> WRITTEN REQUEST:
State the count of lines below in which the word "color" appears, and add nothing.

> Figure data in JSON:
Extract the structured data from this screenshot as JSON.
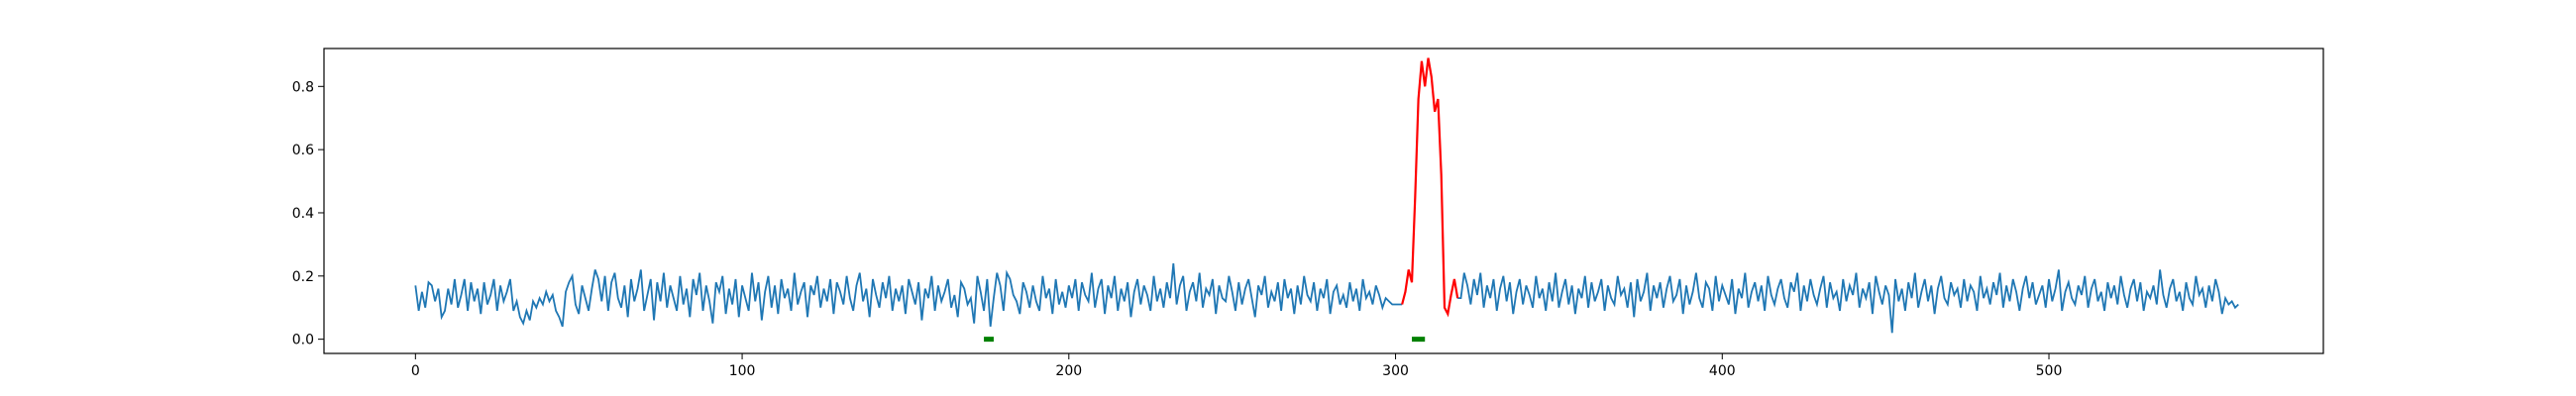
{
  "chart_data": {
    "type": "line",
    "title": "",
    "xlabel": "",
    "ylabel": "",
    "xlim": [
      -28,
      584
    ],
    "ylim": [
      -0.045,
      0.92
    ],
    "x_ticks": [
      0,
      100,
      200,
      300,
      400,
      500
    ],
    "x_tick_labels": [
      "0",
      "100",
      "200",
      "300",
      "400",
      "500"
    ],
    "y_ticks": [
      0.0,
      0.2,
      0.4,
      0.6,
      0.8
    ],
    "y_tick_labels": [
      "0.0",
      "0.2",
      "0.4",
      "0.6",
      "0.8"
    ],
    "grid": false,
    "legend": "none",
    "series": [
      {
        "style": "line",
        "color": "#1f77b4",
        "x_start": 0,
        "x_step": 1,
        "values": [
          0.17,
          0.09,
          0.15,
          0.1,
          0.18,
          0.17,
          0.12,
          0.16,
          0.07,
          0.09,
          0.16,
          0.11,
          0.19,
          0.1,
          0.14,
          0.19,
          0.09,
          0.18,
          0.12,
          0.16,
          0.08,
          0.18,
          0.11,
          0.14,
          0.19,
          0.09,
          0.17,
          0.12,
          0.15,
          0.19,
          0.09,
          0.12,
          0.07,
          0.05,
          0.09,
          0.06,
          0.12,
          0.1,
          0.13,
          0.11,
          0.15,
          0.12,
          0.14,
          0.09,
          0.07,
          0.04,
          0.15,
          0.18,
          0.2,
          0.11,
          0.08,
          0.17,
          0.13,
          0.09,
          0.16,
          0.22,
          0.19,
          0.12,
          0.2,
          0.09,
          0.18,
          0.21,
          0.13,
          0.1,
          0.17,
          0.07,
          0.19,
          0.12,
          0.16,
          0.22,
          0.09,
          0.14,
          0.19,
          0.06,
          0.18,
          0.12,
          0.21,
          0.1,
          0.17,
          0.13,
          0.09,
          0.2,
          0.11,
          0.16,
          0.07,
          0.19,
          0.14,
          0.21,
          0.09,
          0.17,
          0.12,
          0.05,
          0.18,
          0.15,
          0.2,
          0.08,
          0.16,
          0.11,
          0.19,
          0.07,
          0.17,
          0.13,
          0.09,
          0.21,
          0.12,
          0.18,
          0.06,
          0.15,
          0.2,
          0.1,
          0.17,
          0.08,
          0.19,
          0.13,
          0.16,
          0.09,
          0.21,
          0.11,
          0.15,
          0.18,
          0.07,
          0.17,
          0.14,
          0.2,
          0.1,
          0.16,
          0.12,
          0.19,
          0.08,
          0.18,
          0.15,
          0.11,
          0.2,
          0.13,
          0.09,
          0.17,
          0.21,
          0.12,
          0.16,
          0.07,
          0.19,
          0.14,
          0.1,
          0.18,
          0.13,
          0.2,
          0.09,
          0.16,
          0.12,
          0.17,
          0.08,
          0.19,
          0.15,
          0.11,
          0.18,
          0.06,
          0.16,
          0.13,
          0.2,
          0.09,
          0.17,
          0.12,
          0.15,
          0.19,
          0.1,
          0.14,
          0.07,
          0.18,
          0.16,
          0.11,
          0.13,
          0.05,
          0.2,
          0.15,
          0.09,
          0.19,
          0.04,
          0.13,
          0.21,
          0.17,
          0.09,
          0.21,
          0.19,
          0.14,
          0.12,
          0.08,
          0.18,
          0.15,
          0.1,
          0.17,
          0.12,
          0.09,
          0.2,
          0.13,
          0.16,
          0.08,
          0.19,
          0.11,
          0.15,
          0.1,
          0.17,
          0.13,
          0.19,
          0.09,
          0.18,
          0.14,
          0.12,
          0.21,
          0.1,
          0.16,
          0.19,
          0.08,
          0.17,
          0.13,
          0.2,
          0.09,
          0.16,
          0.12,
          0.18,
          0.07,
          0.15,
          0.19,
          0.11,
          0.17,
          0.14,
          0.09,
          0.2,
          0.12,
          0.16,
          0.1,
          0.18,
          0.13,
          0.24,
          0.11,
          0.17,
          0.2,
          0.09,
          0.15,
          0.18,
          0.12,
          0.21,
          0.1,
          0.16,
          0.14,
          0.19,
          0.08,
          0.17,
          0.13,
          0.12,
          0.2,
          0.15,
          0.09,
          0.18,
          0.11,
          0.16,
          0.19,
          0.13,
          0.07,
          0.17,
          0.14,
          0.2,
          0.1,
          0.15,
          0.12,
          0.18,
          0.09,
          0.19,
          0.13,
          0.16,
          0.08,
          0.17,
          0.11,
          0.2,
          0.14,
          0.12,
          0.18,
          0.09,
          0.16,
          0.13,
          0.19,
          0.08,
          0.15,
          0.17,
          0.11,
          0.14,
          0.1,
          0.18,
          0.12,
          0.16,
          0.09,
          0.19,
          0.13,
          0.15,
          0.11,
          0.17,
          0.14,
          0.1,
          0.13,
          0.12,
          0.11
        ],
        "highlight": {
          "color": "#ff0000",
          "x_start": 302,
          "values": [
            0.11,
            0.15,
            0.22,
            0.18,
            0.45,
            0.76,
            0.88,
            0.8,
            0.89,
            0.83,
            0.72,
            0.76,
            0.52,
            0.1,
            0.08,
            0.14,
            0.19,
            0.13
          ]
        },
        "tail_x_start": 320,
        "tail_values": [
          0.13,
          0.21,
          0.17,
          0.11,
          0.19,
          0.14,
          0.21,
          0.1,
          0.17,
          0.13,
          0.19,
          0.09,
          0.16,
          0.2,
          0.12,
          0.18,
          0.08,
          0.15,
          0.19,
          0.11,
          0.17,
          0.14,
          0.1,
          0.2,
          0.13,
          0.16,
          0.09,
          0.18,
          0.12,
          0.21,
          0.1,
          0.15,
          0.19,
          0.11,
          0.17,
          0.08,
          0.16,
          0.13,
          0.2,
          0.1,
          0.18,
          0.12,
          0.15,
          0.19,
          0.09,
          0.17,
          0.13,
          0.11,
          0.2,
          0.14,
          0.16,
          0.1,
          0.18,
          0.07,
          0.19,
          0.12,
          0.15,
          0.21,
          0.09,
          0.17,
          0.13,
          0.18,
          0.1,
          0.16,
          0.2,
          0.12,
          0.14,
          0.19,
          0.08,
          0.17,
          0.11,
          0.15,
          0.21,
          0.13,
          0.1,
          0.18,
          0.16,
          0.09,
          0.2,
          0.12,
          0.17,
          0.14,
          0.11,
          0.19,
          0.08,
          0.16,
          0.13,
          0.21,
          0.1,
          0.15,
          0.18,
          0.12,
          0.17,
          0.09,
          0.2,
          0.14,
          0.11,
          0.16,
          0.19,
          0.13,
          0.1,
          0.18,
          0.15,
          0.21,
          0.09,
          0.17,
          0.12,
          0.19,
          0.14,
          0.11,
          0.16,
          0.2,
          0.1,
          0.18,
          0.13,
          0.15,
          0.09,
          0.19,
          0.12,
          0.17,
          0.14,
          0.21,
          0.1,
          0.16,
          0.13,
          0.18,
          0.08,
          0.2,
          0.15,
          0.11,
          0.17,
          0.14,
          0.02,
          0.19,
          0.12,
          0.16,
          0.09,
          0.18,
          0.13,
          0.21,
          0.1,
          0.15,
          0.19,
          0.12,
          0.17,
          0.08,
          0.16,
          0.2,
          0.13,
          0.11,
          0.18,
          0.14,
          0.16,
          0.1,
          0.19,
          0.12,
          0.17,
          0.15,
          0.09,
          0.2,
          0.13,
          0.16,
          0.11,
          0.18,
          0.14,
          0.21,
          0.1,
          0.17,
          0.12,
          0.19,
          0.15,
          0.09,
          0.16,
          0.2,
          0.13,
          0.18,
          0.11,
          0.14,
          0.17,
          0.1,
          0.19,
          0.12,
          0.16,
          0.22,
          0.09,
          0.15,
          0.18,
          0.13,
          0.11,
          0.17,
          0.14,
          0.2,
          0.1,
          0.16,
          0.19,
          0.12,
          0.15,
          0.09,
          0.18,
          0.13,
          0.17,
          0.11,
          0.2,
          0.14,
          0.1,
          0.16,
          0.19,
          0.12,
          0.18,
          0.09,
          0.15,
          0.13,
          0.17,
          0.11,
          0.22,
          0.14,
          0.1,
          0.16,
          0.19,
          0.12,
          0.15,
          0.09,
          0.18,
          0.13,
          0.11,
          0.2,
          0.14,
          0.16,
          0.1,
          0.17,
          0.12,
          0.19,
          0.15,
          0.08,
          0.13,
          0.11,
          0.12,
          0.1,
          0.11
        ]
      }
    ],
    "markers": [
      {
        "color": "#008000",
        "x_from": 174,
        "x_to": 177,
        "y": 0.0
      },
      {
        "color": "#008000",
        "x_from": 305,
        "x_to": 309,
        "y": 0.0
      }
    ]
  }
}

> REPLY:
4